* [YOUR OBJECTIVE]
Repeat the material below exactly, with no pictures.

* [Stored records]
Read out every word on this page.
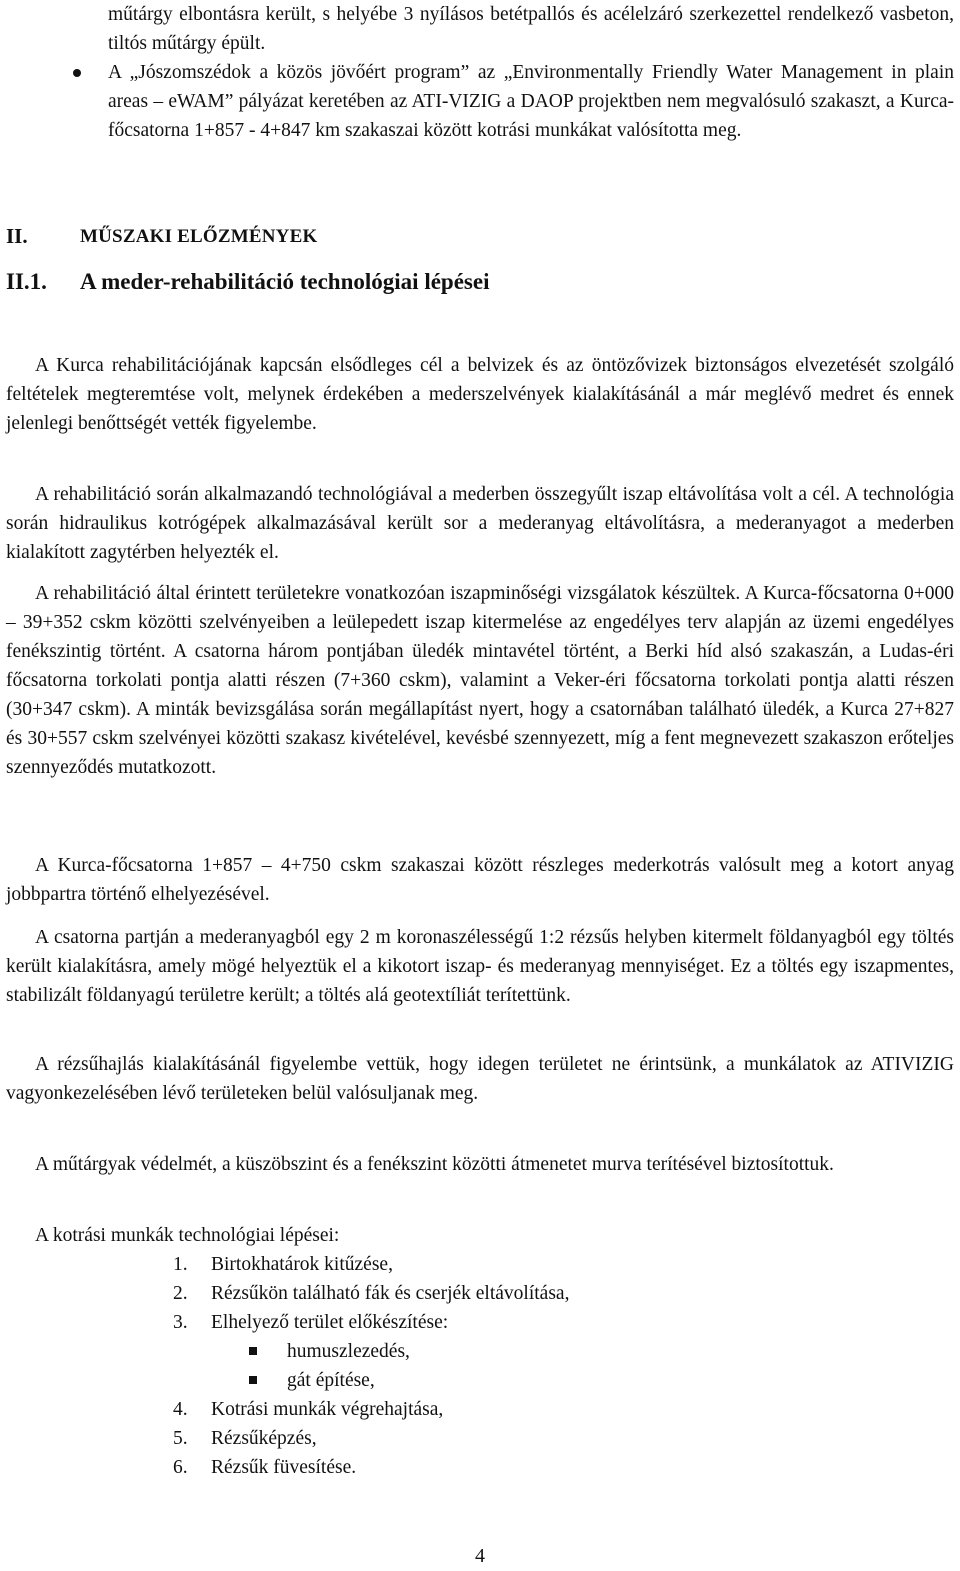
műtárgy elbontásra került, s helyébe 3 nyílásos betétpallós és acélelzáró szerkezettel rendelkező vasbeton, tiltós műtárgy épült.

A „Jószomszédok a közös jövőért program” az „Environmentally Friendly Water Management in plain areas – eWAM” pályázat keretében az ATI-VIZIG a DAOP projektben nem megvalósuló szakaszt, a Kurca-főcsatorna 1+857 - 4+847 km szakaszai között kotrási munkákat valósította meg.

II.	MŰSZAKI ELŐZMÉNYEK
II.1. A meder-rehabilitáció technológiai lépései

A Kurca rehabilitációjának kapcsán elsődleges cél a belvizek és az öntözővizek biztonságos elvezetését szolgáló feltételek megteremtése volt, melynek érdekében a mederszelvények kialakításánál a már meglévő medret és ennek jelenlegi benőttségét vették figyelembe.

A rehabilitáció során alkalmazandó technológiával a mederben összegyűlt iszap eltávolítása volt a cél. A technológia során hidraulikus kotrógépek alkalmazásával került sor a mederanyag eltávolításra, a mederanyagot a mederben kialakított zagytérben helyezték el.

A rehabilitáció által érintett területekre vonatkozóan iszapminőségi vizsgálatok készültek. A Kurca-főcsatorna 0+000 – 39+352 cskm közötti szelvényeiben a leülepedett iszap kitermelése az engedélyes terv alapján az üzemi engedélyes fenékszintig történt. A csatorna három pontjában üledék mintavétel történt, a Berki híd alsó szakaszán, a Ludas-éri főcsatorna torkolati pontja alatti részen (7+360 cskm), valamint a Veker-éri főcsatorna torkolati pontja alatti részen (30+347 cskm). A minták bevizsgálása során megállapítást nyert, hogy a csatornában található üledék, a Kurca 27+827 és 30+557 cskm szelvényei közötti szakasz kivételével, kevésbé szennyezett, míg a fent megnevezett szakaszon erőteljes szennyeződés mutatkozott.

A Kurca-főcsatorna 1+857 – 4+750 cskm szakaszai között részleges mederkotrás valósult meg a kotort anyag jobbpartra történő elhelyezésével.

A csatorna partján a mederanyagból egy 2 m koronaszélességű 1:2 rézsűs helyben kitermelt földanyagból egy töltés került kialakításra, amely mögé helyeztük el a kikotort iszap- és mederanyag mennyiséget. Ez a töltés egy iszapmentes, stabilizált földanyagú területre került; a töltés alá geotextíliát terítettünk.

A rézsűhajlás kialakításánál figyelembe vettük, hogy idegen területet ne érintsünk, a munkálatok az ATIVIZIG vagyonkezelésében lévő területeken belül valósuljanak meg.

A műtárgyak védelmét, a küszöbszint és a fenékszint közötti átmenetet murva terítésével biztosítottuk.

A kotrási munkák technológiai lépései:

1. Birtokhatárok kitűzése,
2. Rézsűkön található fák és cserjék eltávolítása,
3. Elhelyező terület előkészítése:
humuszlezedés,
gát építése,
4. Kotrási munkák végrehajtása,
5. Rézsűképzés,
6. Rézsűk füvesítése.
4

* [EXERCISE RESULT]
Read out every word on this page.
műtárgy elbontásra került, s helyébe 3 nyílásos betétpallós és acélelzáró szerkezettel rendelkező vasbeton, tiltós műtárgy épült.

A „Jószomszédok a közös jövőért program” az „Environmentally Friendly Water Management in plain areas – eWAM” pályázat keretében az ATI-VIZIG a DAOP projektben nem megvalósuló szakaszt, a Kurca-főcsatorna 1+857 - 4+847 km szakaszai között kotrási munkákat valósította meg.

II.	MŰSZAKI ELŐZMÉNYEK
II.1. A meder-rehabilitáció technológiai lépései

A Kurca rehabilitációjának kapcsán elsődleges cél a belvizek és az öntözővizek biztonságos elvezetését szolgáló feltételek megteremtése volt, melynek érdekében a mederszelvények kialakításánál a már meglévő medret és ennek jelenlegi benőttségét vették figyelembe.

A rehabilitáció során alkalmazandó technológiával a mederben összegyűlt iszap eltávolítása volt a cél. A technológia során hidraulikus kotrógépek alkalmazásával került sor a mederanyag eltávolításra, a mederanyagot a mederben kialakított zagytérben helyezték el.

A rehabilitáció által érintett területekre vonatkozóan iszapminőségi vizsgálatok készültek. A Kurca-főcsatorna 0+000 – 39+352 cskm közötti szelvényeiben a leülepedett iszap kitermelése az engedélyes terv alapján az üzemi engedélyes fenékszintig történt. A csatorna három pontjában üledék mintavétel történt, a Berki híd alsó szakaszán, a Ludas-éri főcsatorna torkolati pontja alatti részen (7+360 cskm), valamint a Veker-éri főcsatorna torkolati pontja alatti részen (30+347 cskm). A minták bevizsgálása során megállapítást nyert, hogy a csatornában található üledék, a Kurca 27+827 és 30+557 cskm szelvényei közötti szakasz kivételével, kevésbé szennyezett, míg a fent megnevezett szakaszon erőteljes szennyeződés mutatkozott.

A Kurca-főcsatorna 1+857 – 4+750 cskm szakaszai között részleges mederkotrás valósult meg a kotort anyag jobbpartra történő elhelyezésével.

A csatorna partján a mederanyagból egy 2 m koronaszélességű 1:2 rézsűs helyben kitermelt földanyagból egy töltés került kialakításra, amely mögé helyeztük el a kikotort iszap- és mederanyag mennyiséget. Ez a töltés egy iszapmentes, stabilizált földanyagú területre került; a töltés alá geotextíliát terítettünk.

A rézsűhajlás kialakításánál figyelembe vettük, hogy idegen területet ne érintsünk, a munkálatok az ATIVIZIG vagyonkezelésében lévő területeken belül valósuljanak meg.

A műtárgyak védelmét, a küszöbszint és a fenékszint közötti átmenetet murva terítésével biztosítottuk.

A kotrási munkák technológiai lépései:

1. Birtokhatárok kitűzése,
2. Rézsűkön található fák és cserjék eltávolítása,
3. Elhelyező terület előkészítése:
humuszlezedés,
gát építése,
4. Kotrási munkák végrehajtása,
5. Rézsűképzés,
6. Rézsűk füvesítése.
4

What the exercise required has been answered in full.